Can you output the records below exactly as they are written?

- _GIVEN DATA_
** START **

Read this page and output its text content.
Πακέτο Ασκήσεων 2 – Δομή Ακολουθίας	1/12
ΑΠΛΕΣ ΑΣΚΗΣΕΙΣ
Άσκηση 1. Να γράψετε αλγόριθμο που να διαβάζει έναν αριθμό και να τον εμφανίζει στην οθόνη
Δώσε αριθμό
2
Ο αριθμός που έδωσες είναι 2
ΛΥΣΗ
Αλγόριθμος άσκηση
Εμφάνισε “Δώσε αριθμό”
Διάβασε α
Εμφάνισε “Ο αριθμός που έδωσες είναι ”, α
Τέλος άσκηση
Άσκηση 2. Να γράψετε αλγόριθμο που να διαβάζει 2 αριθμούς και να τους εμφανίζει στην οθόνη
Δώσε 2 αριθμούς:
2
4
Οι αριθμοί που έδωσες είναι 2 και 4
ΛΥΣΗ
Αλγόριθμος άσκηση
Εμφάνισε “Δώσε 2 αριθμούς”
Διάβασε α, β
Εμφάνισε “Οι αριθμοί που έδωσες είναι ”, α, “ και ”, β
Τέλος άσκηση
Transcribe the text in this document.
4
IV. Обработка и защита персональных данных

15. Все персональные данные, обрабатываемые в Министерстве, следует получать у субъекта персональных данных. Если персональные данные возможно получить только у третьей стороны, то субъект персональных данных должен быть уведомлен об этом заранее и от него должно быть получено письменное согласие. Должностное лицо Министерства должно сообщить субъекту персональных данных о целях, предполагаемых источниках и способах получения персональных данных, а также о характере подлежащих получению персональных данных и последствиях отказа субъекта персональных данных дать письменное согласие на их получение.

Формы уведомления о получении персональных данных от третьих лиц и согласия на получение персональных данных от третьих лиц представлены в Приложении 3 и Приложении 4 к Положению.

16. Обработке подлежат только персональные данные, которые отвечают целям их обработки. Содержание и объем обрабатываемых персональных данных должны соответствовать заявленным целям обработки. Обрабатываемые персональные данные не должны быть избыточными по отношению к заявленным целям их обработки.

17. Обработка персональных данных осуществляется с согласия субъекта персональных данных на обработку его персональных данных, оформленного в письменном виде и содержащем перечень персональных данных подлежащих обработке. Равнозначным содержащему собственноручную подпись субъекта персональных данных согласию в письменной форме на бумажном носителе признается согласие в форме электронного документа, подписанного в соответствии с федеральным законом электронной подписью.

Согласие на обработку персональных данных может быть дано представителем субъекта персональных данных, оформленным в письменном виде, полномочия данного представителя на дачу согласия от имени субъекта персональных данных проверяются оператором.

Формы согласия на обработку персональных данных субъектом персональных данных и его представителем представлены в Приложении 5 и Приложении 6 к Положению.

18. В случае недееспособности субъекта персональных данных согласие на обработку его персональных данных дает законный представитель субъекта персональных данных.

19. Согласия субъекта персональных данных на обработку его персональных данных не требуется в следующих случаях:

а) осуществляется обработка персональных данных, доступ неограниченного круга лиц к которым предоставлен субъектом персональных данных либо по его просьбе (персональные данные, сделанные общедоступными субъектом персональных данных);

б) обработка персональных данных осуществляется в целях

** END **

- _FINISHED EXERCISE_
Read this page and output its text content.
Πακέτο Ασκήσεων 2 – Δομή Ακολουθίας	1/12
ΑΠΛΕΣ ΑΣΚΗΣΕΙΣ
Άσκηση 1. Να γράψετε αλγόριθμο που να διαβάζει έναν αριθμό και να τον εμφανίζει στην οθόνη
Δώσε αριθμό
2
Ο αριθμός που έδωσες είναι 2
ΛΥΣΗ
Αλγόριθμος άσκηση
Εμφάνισε “Δώσε αριθμό”
Διάβασε α
Εμφάνισε “Ο αριθμός που έδωσες είναι ”, α
Τέλος άσκηση
Άσκηση 2. Να γράψετε αλγόριθμο που να διαβάζει 2 αριθμούς και να τους εμφανίζει στην οθόνη
Δώσε 2 αριθμούς:
2
4
Οι αριθμοί που έδωσες είναι 2 και 4
ΛΥΣΗ
Αλγόριθμος άσκηση
Εμφάνισε “Δώσε 2 αριθμούς”
Διάβασε α, β
Εμφάνισε “Οι αριθμοί που έδωσες είναι ”, α, “ και ”, β
Τέλος άσκηση
Transcribe the text in this document.
4
IV. Обработка и защита персональных данных

15. Все персональные данные, обрабатываемые в Министерстве, следует получать у субъекта персональных данных. Если персональные данные возможно получить только у третьей стороны, то субъект персональных данных должен быть уведомлен об этом заранее и от него должно быть получено письменное согласие. Должностное лицо Министерства должно сообщить субъекту персональных данных о целях, предполагаемых источниках и способах получения персональных данных, а также о характере подлежащих получению персональных данных и последствиях отказа субъекта персональных данных дать письменное согласие на их получение.

Формы уведомления о получении персональных данных от третьих лиц и согласия на получение персональных данных от третьих лиц представлены в Приложении 3 и Приложении 4 к Положению.

16. Обработке подлежат только персональные данные, которые отвечают целям их обработки. Содержание и объем обрабатываемых персональных данных должны соответствовать заявленным целям обработки. Обрабатываемые персональные данные не должны быть избыточными по отношению к заявленным целям их обработки.

17. Обработка персональных данных осуществляется с согласия субъекта персональных данных на обработку его персональных данных, оформленного в письменном виде и содержащем перечень персональных данных подлежащих обработке. Равнозначным содержащему собственноручную подпись субъекта персональных данных согласию в письменной форме на бумажном носителе признается согласие в форме электронного документа, подписанного в соответствии с федеральным законом электронной подписью.

Согласие на обработку персональных данных может быть дано представителем субъекта персональных данных, оформленным в письменном виде, полномочия данного представителя на дачу согласия от имени субъекта персональных данных проверяются оператором.

Формы согласия на обработку персональных данных субъектом персональных данных и его представителем представлены в Приложении 5 и Приложении 6 к Положению.

18. В случае недееспособности субъекта персональных данных согласие на обработку его персональных данных дает законный представитель субъекта персональных данных.

19. Согласия субъекта персональных данных на обработку его персональных данных не требуется в следующих случаях:

а) осуществляется обработка персональных данных, доступ неограниченного круга лиц к которым предоставлен субъектом персональных данных либо по его просьбе (персональные данные, сделанные общедоступными субъектом персональных данных);

б) обработка персональных данных осуществляется в целях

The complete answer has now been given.